Work to do — Count how many lines of the material contain the string "icon", then give that number and nothing more.
[start of Information provided]
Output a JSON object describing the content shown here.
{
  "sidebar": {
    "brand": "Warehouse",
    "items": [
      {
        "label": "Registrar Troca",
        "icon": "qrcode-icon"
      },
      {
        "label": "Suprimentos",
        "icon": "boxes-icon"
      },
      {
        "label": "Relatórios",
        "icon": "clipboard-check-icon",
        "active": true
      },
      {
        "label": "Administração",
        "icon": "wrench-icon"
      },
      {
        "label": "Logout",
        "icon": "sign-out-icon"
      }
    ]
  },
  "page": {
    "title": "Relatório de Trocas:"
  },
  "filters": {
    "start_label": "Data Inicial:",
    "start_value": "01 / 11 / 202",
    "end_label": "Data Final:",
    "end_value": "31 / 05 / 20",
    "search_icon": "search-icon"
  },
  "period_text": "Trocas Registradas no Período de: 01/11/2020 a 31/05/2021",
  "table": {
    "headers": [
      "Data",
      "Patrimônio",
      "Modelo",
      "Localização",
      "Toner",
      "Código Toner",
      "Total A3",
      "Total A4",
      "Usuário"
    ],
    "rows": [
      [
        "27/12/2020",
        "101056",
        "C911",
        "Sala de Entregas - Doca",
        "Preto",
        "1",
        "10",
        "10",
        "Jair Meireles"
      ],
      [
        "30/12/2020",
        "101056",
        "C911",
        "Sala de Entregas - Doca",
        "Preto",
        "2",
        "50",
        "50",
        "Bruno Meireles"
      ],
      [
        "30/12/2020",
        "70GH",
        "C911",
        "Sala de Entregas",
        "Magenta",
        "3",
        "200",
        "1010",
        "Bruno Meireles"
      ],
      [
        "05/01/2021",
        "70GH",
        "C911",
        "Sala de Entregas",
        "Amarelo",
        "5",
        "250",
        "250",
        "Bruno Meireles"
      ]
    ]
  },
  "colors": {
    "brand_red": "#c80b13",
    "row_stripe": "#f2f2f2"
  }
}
[end of Information provided]
Solution to the exercise — 6